Starting at the line with "Extract the structured", return every line through the final one of the data, word for word. Pictures stay out.

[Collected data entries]
Begin

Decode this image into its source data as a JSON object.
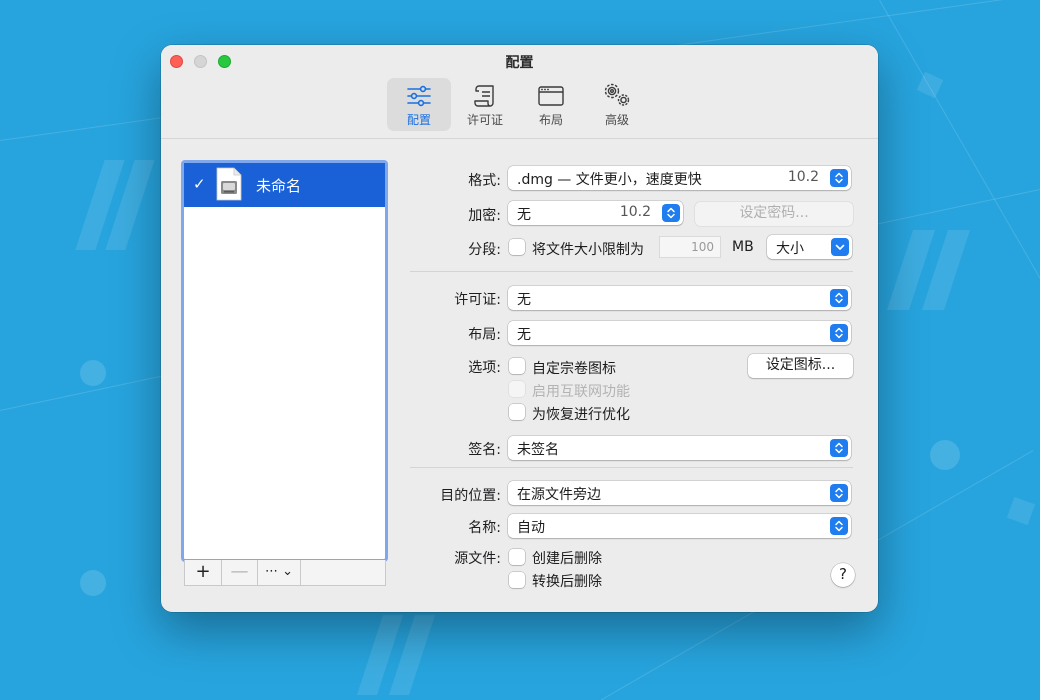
{
  "window": {
    "title": "配置"
  },
  "toolbar": {
    "items": [
      {
        "label": "配置",
        "icon": "sliders-icon",
        "active": true
      },
      {
        "label": "许可证",
        "icon": "scroll-icon",
        "active": false
      },
      {
        "label": "布局",
        "icon": "window-icon",
        "active": false
      },
      {
        "label": "高级",
        "icon": "gears-icon",
        "active": false
      }
    ]
  },
  "config_list": {
    "items": [
      {
        "label": "未命名",
        "checked": true,
        "check_mark": "✓",
        "icon": "disk-image-document-icon"
      }
    ],
    "footer": {
      "add": "+",
      "remove": "—",
      "more": "⋯ ⌄"
    }
  },
  "form": {
    "format": {
      "label": "格式:",
      "value": ".dmg — 文件更小，速度更快",
      "version": "10.2"
    },
    "encryption": {
      "label": "加密:",
      "value": "无",
      "version": "10.2",
      "password_button": "设定密码..."
    },
    "segment": {
      "label": "分段:",
      "checkbox_label": "将文件大小限制为",
      "size_value": "100",
      "unit": "MB",
      "size_option": "大小"
    },
    "license": {
      "label": "许可证:",
      "value": "无"
    },
    "layout": {
      "label": "布局:",
      "value": "无"
    },
    "options": {
      "label": "选项:",
      "custom_icon": "自定宗卷图标",
      "set_icon_button": "设定图标...",
      "internet_enable": "启用互联网功能",
      "optimize_restore": "为恢复进行优化"
    },
    "signature": {
      "label": "签名:",
      "value": "未签名"
    },
    "destination": {
      "label": "目的位置:",
      "value": "在源文件旁边"
    },
    "name": {
      "label": "名称:",
      "value": "自动"
    },
    "source": {
      "label": "源文件:",
      "delete_after_create": "创建后删除",
      "delete_after_convert": "转换后删除"
    },
    "help_button": "?"
  },
  "colors": {
    "accent": "#1f7df0",
    "selection": "#1a61d7",
    "background": "#27a4de"
  }
}
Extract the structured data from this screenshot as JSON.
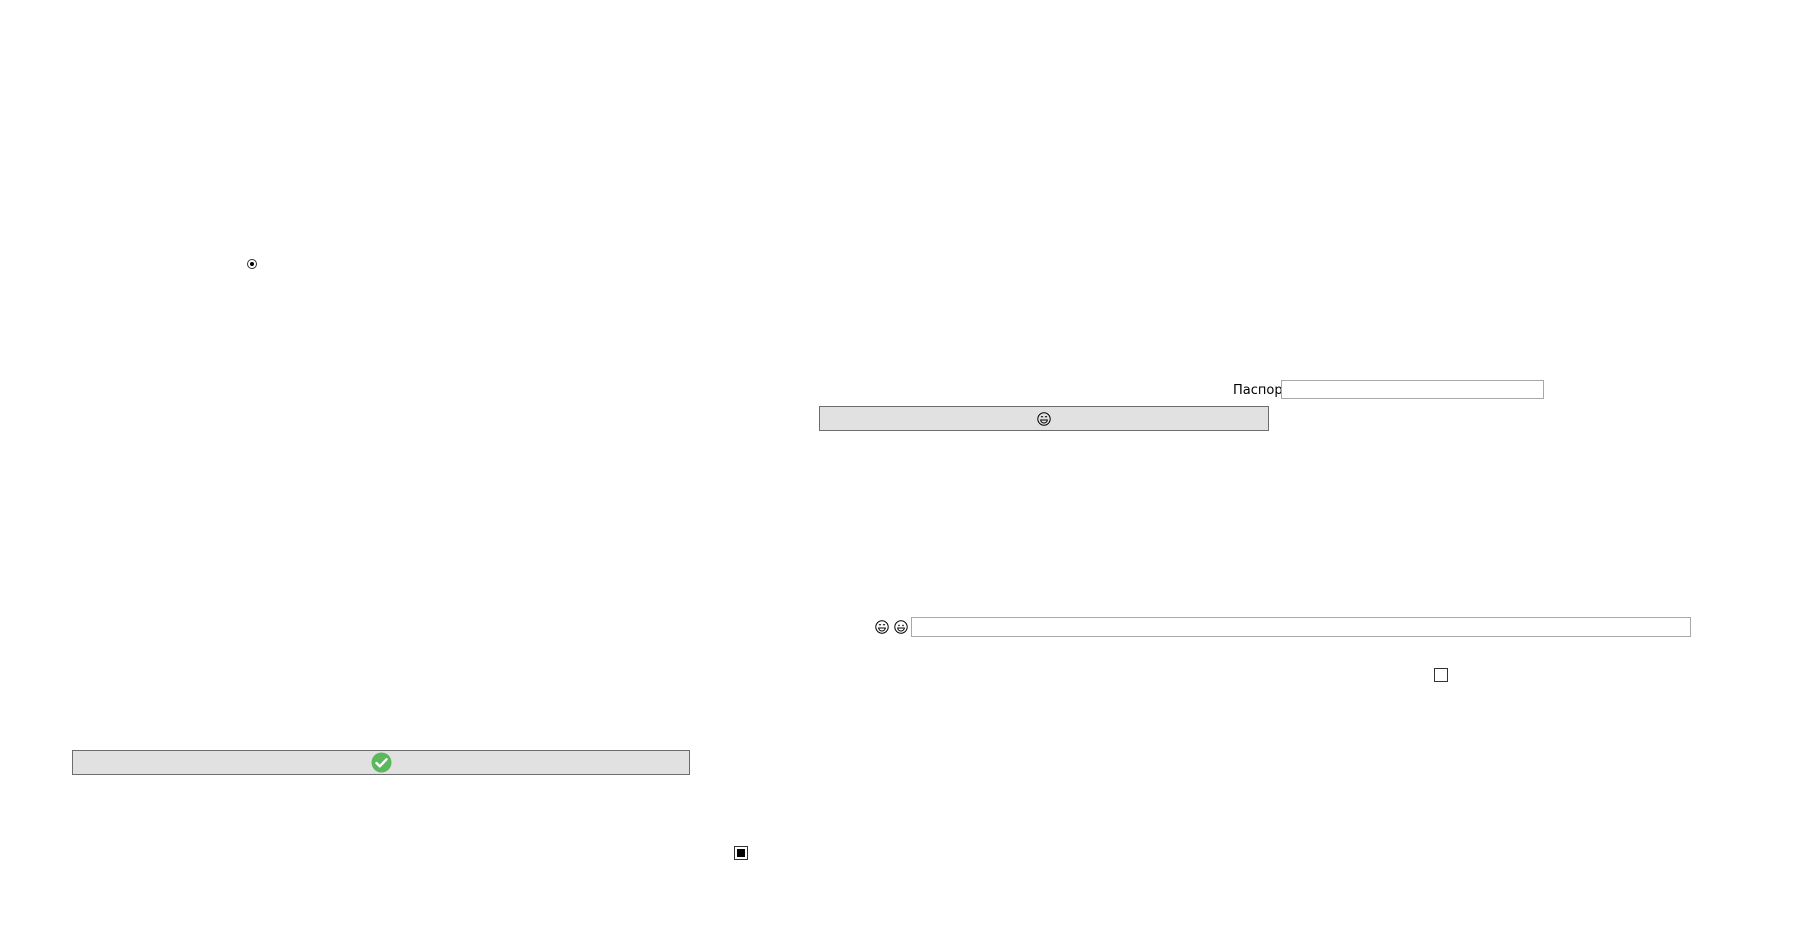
{
  "radio": {
    "selected": true,
    "icon": "radio-selected-icon"
  },
  "passport": {
    "label": "Паспорт",
    "value": "",
    "placeholder": ""
  },
  "emoji_button": {
    "icon": "grinning-face-icon"
  },
  "emoji_row": {
    "icons": [
      "grinning-face-icon",
      "grinning-face-icon"
    ],
    "input_value": "",
    "input_placeholder": ""
  },
  "check_button": {
    "icon": "check-circle-icon",
    "icon_color": "#5cb85c"
  },
  "checkboxes": [
    {
      "checked": false
    },
    {
      "checked": true
    }
  ]
}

End

### Written response:
Extract the structured data from this screenshot as JSON.
{
  "radio": {
    "selected": true,
    "icon": "radio-selected-icon"
  },
  "passport": {
    "label": "Паспорт",
    "value": "",
    "placeholder": ""
  },
  "emoji_button": {
    "icon": "grinning-face-icon"
  },
  "emoji_row": {
    "icons": [
      "grinning-face-icon",
      "grinning-face-icon"
    ],
    "input_value": "",
    "input_placeholder": ""
  },
  "check_button": {
    "icon": "check-circle-icon",
    "icon_color": "#5cb85c"
  },
  "checkboxes": [
    {
      "checked": false
    },
    {
      "checked": true
    }
  ]
}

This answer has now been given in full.